▶ TO BE DONE
Among the entries below, find the lines with "coolant" and copy them.

▶ DATASET EXTRACT
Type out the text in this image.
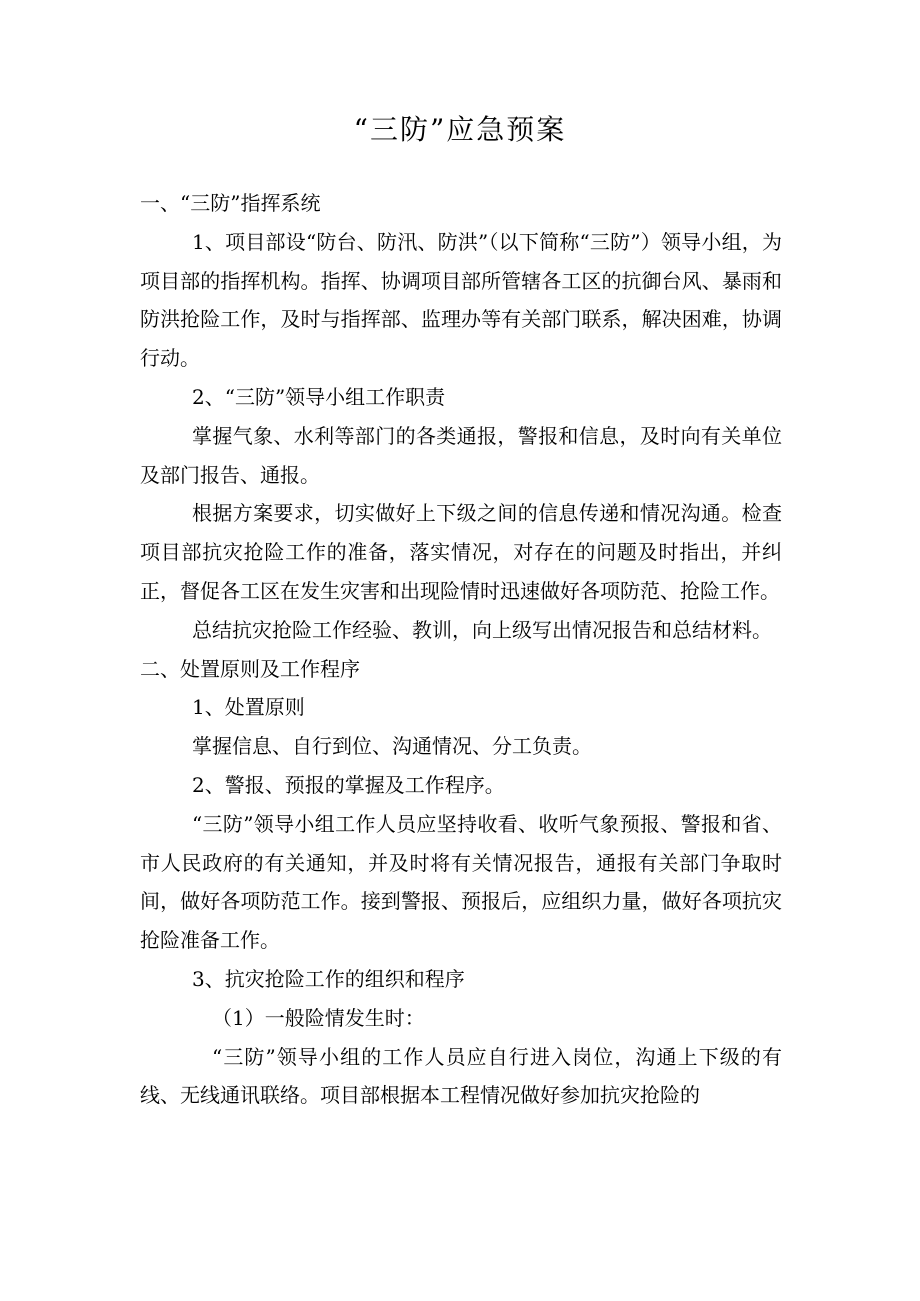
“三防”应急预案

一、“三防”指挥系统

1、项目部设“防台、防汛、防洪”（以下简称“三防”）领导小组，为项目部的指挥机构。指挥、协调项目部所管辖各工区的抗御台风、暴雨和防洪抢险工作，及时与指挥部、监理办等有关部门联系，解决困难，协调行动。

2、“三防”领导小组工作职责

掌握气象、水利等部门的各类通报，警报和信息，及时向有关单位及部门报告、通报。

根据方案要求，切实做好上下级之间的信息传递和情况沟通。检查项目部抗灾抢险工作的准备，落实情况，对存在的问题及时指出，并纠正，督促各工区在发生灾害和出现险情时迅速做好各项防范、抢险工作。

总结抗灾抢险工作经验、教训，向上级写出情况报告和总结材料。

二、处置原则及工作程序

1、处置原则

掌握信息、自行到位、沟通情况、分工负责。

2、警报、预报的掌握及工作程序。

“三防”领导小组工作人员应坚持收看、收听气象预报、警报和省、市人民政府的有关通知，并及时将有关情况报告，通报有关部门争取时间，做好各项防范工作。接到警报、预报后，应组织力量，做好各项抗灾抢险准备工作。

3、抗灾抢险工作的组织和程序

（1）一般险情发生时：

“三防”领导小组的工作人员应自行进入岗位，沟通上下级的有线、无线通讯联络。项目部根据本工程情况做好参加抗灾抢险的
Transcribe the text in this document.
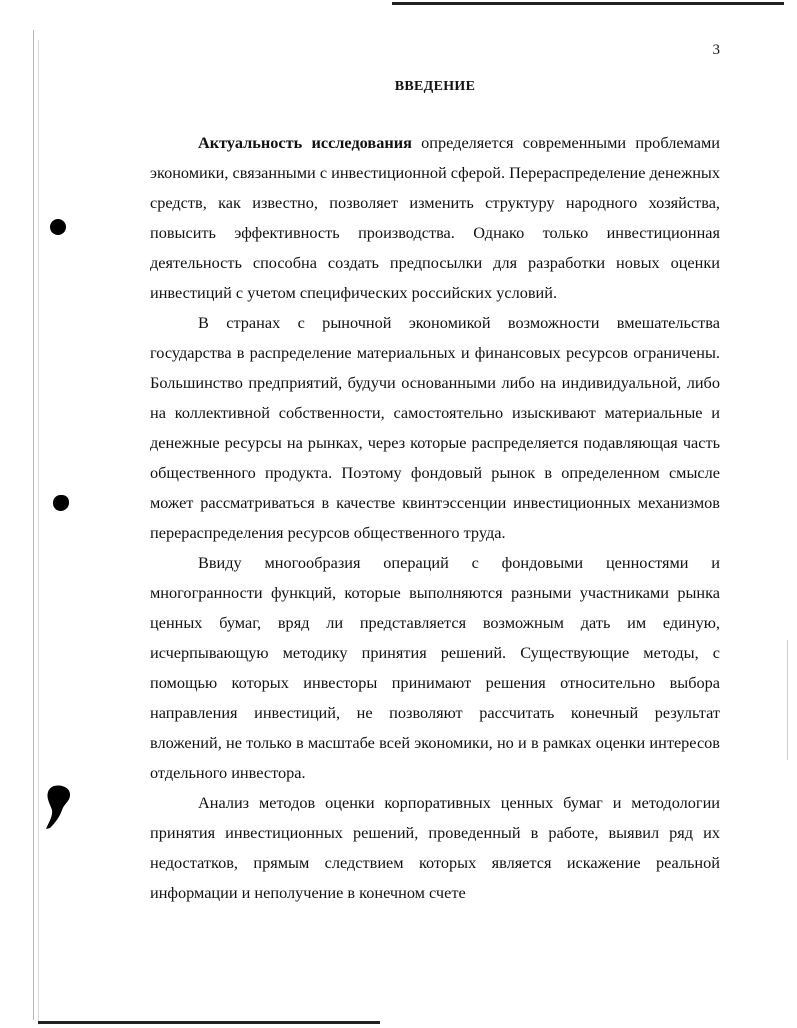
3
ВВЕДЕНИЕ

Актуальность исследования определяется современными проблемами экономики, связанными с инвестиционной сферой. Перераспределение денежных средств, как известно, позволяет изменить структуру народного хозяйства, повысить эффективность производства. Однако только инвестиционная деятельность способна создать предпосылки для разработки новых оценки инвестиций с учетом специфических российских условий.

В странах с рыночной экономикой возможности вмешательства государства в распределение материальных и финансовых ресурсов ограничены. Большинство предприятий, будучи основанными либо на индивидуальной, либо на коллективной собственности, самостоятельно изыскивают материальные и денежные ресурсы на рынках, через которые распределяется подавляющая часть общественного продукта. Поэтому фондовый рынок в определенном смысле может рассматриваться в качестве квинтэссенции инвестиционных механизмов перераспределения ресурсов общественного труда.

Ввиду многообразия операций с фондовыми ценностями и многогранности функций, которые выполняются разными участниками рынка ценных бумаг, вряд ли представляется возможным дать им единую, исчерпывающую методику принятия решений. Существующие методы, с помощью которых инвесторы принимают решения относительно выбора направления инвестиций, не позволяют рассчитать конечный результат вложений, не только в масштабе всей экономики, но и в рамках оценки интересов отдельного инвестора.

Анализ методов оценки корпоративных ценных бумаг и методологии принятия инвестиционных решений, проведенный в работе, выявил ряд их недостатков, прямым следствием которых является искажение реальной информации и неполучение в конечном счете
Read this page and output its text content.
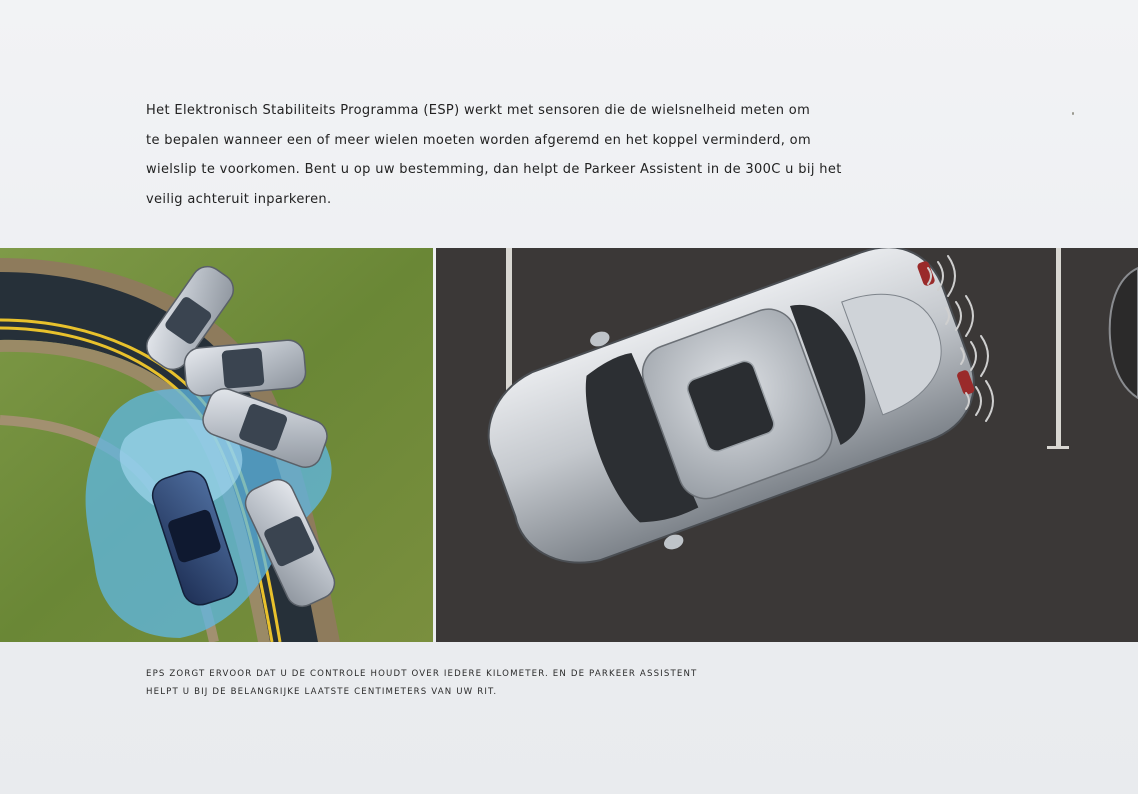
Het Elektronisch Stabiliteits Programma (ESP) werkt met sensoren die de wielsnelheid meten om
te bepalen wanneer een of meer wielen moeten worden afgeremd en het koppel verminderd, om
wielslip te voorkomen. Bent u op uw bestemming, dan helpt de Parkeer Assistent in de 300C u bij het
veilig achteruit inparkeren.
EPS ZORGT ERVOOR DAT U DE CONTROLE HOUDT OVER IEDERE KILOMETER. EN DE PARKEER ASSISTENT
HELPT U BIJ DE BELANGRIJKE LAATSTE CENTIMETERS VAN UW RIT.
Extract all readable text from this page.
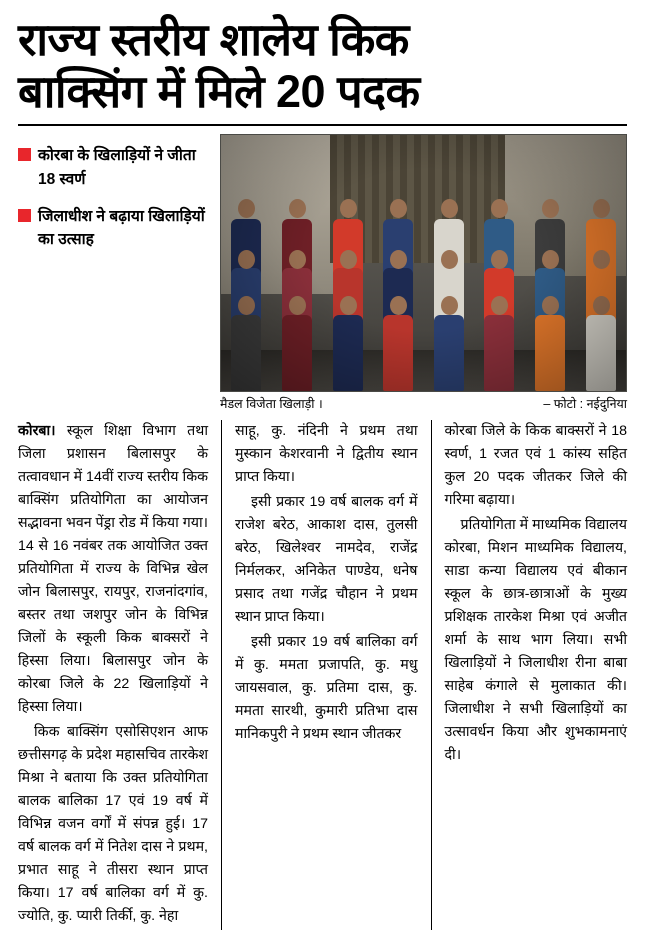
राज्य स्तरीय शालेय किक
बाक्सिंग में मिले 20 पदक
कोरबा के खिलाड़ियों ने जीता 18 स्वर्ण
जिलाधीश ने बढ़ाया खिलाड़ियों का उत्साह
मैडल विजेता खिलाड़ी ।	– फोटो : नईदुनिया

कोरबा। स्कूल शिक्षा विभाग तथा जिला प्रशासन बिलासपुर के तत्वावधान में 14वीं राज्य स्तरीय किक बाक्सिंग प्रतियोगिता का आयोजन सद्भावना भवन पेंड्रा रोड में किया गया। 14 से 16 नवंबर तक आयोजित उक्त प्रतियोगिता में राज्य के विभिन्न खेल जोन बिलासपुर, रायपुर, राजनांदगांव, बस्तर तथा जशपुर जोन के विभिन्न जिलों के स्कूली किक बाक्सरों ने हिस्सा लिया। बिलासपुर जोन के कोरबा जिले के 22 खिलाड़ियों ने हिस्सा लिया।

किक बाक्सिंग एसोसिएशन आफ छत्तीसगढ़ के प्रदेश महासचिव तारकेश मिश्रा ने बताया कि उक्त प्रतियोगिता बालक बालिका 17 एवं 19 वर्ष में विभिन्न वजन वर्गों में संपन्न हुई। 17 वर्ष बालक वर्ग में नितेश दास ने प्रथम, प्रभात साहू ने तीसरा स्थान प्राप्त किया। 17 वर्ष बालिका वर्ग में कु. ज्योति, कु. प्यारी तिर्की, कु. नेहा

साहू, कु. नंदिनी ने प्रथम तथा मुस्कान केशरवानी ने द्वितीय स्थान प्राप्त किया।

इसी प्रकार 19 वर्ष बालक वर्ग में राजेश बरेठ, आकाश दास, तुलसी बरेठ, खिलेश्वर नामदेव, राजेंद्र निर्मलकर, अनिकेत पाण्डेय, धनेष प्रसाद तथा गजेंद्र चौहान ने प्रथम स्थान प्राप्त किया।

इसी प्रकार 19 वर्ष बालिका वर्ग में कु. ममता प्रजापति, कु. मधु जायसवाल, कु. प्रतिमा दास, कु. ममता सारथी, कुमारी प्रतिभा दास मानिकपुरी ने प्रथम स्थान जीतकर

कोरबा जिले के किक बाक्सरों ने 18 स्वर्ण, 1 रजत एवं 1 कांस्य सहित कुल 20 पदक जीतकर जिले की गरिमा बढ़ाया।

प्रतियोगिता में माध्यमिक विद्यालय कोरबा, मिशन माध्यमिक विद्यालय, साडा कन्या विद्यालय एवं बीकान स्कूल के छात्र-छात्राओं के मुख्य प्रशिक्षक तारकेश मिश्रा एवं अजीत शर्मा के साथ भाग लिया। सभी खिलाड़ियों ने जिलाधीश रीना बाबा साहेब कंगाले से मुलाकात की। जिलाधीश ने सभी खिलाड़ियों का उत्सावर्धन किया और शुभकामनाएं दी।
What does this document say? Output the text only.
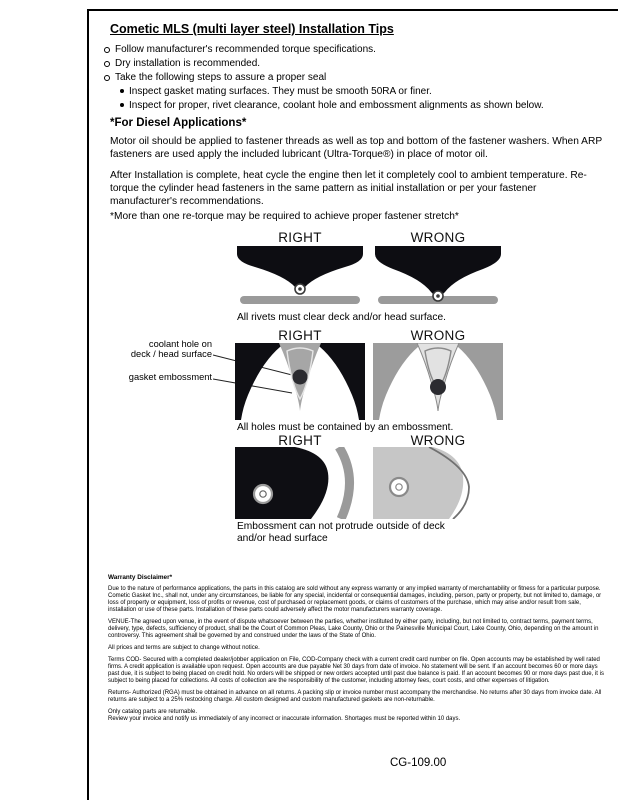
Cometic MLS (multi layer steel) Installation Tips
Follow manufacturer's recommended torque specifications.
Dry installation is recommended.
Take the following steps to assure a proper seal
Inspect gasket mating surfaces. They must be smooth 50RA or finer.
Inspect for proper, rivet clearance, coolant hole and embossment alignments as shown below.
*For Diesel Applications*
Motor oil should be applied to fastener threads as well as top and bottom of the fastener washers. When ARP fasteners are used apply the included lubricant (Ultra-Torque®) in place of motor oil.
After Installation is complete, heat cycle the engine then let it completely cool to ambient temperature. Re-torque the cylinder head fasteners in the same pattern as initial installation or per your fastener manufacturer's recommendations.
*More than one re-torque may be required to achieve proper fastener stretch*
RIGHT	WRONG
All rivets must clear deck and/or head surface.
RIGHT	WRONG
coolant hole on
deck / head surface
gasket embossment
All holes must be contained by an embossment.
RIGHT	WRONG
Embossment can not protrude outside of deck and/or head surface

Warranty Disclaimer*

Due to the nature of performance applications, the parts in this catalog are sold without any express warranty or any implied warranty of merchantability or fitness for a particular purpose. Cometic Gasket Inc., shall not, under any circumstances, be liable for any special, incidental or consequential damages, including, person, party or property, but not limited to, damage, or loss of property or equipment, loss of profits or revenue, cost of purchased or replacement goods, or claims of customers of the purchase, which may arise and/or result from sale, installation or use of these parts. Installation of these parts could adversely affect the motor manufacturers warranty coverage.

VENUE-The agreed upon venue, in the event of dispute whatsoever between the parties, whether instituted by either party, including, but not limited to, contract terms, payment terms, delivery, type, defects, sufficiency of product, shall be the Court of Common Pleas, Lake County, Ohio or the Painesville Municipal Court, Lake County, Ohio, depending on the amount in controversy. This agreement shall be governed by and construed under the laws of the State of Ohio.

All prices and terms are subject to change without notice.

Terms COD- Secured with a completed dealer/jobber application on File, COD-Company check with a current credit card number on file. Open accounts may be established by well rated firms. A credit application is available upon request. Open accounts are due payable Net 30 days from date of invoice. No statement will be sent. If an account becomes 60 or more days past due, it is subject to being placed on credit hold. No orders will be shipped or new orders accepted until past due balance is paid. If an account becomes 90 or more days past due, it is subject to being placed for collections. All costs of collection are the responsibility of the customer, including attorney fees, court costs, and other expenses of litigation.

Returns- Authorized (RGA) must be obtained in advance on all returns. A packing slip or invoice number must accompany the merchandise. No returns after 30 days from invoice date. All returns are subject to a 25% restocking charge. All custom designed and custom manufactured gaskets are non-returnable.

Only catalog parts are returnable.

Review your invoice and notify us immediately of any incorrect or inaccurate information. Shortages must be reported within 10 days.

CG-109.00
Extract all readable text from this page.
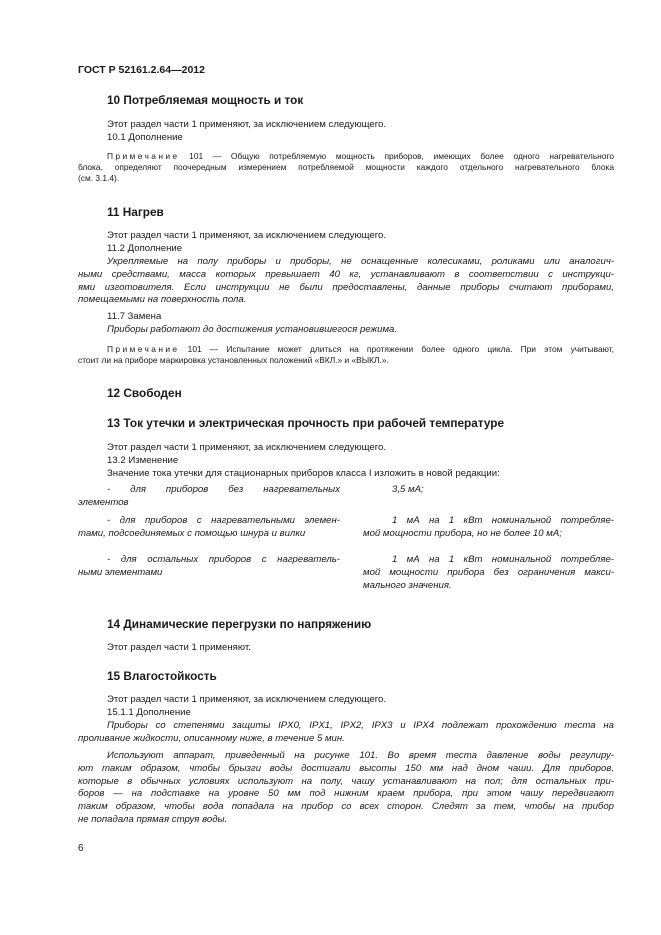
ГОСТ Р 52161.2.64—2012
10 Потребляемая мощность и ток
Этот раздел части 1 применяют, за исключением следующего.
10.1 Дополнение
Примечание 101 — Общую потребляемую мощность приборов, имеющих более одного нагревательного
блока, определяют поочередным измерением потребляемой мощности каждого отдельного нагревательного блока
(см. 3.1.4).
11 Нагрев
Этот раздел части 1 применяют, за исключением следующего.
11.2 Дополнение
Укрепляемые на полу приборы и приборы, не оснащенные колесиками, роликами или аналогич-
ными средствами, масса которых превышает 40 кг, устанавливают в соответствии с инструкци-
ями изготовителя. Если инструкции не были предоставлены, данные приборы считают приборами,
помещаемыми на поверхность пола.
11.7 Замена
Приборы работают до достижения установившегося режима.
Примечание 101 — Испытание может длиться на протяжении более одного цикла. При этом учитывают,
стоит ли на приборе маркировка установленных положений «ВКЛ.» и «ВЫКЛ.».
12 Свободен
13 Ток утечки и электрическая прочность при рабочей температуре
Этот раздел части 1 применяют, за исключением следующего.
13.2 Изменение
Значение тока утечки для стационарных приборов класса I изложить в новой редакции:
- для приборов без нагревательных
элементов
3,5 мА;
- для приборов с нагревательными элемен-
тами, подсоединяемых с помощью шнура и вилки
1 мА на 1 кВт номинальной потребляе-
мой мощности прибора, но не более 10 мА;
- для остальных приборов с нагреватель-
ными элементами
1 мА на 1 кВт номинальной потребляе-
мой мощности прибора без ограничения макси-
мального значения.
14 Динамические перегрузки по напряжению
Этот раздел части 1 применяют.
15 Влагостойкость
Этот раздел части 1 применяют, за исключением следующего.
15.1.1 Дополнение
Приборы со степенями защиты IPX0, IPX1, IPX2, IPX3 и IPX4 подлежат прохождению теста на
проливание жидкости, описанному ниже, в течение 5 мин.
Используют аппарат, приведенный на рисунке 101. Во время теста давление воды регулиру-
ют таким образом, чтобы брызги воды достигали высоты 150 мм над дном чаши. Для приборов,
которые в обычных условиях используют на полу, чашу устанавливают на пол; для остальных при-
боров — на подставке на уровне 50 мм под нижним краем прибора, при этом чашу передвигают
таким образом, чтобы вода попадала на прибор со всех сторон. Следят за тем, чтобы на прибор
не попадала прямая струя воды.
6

▶ RESPONSE TO THIS TASK
Inspect for proper, rivet clearance, coolant hole and embossment alignments as shown below.
coolant hole on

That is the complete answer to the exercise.